PROVIDED RECORDS Block Start

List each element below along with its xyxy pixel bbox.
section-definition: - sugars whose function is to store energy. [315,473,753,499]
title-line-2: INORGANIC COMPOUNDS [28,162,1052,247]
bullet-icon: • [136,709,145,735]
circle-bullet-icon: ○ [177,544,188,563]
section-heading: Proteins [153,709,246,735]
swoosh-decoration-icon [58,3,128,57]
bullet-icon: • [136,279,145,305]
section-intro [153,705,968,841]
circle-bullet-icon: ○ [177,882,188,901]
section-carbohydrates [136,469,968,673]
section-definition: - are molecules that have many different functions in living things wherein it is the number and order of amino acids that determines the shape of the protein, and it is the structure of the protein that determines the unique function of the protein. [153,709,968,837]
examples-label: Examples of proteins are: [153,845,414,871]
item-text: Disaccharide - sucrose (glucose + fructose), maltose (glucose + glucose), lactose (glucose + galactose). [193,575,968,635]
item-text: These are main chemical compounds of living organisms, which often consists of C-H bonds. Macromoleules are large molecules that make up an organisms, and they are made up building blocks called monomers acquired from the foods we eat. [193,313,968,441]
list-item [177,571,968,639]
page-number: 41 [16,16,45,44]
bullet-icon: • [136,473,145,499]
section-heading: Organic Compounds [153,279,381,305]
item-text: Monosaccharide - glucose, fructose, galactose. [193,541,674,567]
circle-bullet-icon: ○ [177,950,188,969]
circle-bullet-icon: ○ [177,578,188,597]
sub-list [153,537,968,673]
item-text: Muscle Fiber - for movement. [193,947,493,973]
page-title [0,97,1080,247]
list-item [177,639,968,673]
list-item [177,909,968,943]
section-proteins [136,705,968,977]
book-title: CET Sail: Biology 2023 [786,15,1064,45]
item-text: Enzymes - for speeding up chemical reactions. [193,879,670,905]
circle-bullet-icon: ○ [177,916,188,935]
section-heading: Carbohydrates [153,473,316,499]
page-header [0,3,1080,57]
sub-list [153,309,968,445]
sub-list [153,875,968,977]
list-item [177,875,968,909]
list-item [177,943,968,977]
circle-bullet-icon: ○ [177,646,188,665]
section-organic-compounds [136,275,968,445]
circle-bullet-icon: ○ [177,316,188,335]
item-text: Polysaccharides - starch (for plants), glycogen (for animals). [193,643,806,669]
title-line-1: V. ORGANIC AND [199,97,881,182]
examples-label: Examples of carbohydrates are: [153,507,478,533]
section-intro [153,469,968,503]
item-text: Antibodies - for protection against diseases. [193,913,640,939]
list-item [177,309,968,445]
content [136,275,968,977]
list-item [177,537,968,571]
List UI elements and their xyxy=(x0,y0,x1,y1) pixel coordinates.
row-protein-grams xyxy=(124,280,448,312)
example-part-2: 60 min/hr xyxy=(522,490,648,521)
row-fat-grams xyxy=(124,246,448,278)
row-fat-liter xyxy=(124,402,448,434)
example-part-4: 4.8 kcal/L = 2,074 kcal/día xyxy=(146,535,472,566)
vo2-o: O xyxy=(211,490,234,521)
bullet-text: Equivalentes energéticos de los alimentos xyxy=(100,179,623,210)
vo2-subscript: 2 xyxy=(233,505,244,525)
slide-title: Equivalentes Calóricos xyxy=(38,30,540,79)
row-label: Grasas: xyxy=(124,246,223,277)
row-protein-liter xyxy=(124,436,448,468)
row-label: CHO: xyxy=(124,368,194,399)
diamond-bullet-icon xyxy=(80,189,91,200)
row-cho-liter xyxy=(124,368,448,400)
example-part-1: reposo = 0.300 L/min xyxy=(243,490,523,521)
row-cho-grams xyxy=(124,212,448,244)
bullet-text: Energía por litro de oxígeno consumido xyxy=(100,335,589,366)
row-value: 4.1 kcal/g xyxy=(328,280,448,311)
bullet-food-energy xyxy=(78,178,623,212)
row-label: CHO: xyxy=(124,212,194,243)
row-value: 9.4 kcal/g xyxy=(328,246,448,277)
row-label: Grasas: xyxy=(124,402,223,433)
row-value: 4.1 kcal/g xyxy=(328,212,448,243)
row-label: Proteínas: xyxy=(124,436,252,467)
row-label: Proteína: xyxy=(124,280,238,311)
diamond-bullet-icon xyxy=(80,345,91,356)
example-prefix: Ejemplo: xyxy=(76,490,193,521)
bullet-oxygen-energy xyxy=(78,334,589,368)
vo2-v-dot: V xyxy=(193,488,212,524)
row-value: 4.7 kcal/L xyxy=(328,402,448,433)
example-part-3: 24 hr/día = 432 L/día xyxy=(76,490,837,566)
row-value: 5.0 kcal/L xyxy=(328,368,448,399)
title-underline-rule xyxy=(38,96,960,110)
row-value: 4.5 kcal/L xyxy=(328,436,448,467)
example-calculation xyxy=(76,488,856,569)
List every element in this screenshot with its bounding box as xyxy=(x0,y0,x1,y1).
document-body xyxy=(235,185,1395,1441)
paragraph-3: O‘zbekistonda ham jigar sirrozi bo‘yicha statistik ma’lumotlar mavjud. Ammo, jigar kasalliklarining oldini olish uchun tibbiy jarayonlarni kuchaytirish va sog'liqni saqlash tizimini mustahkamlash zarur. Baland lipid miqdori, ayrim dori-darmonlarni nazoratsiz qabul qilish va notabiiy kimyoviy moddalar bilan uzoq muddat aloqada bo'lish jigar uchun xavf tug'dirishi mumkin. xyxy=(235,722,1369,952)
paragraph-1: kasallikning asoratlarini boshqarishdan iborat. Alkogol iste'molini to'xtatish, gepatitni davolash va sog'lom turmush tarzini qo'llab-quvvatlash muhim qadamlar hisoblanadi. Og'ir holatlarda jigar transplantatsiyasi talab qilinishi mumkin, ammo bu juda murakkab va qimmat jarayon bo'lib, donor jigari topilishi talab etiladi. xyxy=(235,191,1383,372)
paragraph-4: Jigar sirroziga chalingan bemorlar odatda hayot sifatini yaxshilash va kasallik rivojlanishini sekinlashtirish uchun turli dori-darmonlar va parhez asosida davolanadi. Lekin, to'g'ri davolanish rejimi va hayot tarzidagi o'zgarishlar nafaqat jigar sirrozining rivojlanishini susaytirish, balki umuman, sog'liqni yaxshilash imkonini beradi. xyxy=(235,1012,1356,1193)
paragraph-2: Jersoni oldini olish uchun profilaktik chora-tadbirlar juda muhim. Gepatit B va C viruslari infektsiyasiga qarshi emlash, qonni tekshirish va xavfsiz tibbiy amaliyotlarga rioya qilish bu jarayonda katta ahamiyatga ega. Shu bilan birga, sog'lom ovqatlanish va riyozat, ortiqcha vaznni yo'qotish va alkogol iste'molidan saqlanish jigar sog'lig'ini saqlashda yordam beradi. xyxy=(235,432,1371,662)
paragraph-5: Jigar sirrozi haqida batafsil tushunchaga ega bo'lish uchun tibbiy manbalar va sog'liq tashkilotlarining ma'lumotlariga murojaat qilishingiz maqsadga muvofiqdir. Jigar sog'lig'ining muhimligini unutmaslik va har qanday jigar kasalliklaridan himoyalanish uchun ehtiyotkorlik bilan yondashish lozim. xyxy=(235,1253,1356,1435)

PROVIDED RECORDS Block End

■ WHAT IS REQUIRED
From the records above, copy each line where the word "glucose" can be found.

■ ANSWER BELOW
item-text: Disaccharide - sucrose (glucose + fructose), maltose (glucose + glucose), lactose (glucose + galactose). [193,575,968,635]
item-text: Monosaccharide - glucose, fructose, galactose. [193,541,674,567]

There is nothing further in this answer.